* _Stated goal_
Every line below should be copied exactly; drop the pictures.

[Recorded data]

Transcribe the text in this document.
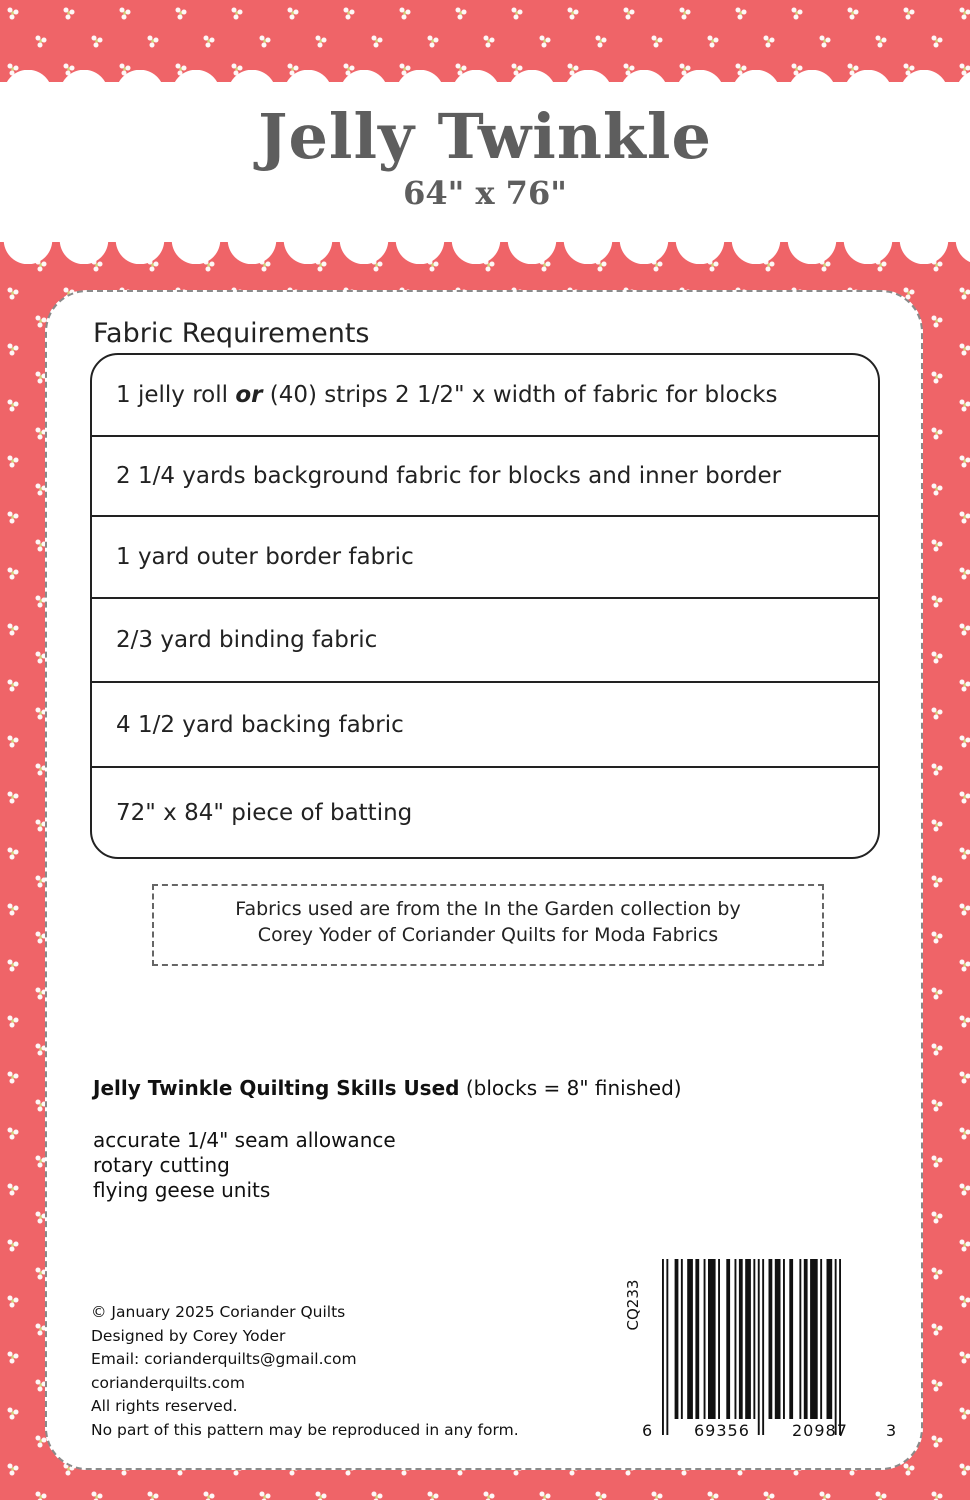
Jelly Twinkle
64" x 76"
Fabric Requirements
1 jelly roll or (40) strips 2 1/2" x width of fabric for blocks
2 1/4 yards background fabric for blocks and inner border
1 yard outer border fabric
2/3 yard binding fabric
4 1/2 yard backing fabric
72" x 84" piece of batting
Fabrics used are from the In the Garden collection by
Corey Yoder of Coriander Quilts for Moda Fabrics
Jelly Twinkle Quilting Skills Used (blocks = 8" finished)
accurate 1/4" seam allowance
rotary cutting
flying geese units
© January 2025 Coriander Quilts
Designed by Corey Yoder
Email: corianderquilts@gmail.com
corianderquilts.com
All rights reserved.
No part of this pattern may be reproduced in any form.
CQ233
6	69356	20987 3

* _Response to this exercise_
Transcribe the text in this document.
Jelly Twinkle
64" x 76"
Fabric Requirements
1 jelly roll or (40) strips 2 1/2" x width of fabric for blocks
2 1/4 yards background fabric for blocks and inner border
1 yard outer border fabric
2/3 yard binding fabric
4 1/2 yard backing fabric
72" x 84" piece of batting
Fabrics used are from the In the Garden collection by
Corey Yoder of Coriander Quilts for Moda Fabrics
Jelly Twinkle Quilting Skills Used (blocks = 8" finished)
accurate 1/4" seam allowance
rotary cutting
flying geese units
© January 2025 Coriander Quilts
Designed by Corey Yoder
Email: corianderquilts@gmail.com
corianderquilts.com
All rights reserved.
No part of this pattern may be reproduced in any form.
CQ233
6	69356	20987 3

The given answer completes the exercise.